> **Selected text**
#####

Also taking a humour-led approach is AAMI. The insurance brand’s hapless character, Keith, thinks he in his element in his backyard, but is proven wrong. Through the creative, produced in partnership with Ogilvy Melbourne, AAMI shows how the safety of the backyard can suddenly turn into an Olympic–sized accident.

In Keiths’ hands, the barbequed sausage becomes a fiery relay baton run through an obstacle course, his power hose turns him into a flailing gymnast and a bit of DIY turning into a hammer throw that ends in a shattered television. The solution posed is ensuring you have the right level of insurance.  

Credit: AAMI

4. Community support

A brand with an emphasis on community building is Westpac. In its proposed outdoor program of live sites, the bank was looking to foster local community celebrations in the vein of the Sydney 2000 Games. With the full plan of 33 live sites mauled by Covid, Westpac is nevertheless operating or planning to operate 22 sites during the Olympics.

#####

> **Assigned task**
For each statement, say yes or no as to whether it agrees with the text on Olympic-themed brand campaigns, and quote the words of the text that decide it: (a) AAMI made its creative in partnership with Ogilvy Melbourne. (b) Westpac's full plan called for 22 live sites. (c) Keith's bit of DIY ends in a shattered window.

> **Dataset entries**
#####

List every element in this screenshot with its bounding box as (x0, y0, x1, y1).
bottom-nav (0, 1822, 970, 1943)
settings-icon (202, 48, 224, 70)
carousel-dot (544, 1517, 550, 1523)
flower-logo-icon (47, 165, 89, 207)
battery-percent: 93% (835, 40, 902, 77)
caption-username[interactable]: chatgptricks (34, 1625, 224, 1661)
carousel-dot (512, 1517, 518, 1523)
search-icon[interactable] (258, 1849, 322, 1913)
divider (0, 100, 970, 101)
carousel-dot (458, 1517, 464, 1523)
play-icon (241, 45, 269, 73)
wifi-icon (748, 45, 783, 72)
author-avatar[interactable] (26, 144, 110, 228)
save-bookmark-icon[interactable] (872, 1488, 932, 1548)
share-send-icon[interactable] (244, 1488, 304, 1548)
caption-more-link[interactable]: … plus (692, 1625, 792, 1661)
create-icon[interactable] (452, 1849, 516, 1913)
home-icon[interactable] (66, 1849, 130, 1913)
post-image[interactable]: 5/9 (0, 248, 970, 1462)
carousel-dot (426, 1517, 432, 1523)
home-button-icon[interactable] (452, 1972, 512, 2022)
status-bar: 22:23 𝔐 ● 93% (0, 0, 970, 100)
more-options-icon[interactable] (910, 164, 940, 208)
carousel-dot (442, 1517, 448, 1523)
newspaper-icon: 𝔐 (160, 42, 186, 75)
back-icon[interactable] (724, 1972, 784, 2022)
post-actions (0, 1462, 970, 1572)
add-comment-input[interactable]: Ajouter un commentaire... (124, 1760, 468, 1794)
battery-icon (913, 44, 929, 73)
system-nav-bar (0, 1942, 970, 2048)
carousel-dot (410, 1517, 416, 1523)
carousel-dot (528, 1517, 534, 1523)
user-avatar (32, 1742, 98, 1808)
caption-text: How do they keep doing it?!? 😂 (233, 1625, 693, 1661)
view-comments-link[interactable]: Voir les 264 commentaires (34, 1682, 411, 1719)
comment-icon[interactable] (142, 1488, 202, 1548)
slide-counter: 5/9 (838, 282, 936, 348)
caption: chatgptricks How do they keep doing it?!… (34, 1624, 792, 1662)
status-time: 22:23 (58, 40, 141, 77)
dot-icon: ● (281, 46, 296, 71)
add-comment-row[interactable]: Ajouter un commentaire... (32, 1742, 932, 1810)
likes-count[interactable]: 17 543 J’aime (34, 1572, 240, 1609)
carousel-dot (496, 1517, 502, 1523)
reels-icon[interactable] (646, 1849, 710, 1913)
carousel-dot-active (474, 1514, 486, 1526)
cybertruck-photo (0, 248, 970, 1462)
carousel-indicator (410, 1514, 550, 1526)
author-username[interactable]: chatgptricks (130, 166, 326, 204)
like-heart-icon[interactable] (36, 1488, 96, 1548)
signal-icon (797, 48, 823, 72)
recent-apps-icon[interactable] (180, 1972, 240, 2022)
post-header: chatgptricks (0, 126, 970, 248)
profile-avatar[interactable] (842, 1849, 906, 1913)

#####

> **Exercise answer**
(a) Yes: "produced in partnership with Ogilvy Melbourne"
(b) No: "With the full plan of 33 live sites mauled by Covid"
(c) No: "a hammer throw that ends in a shattered television"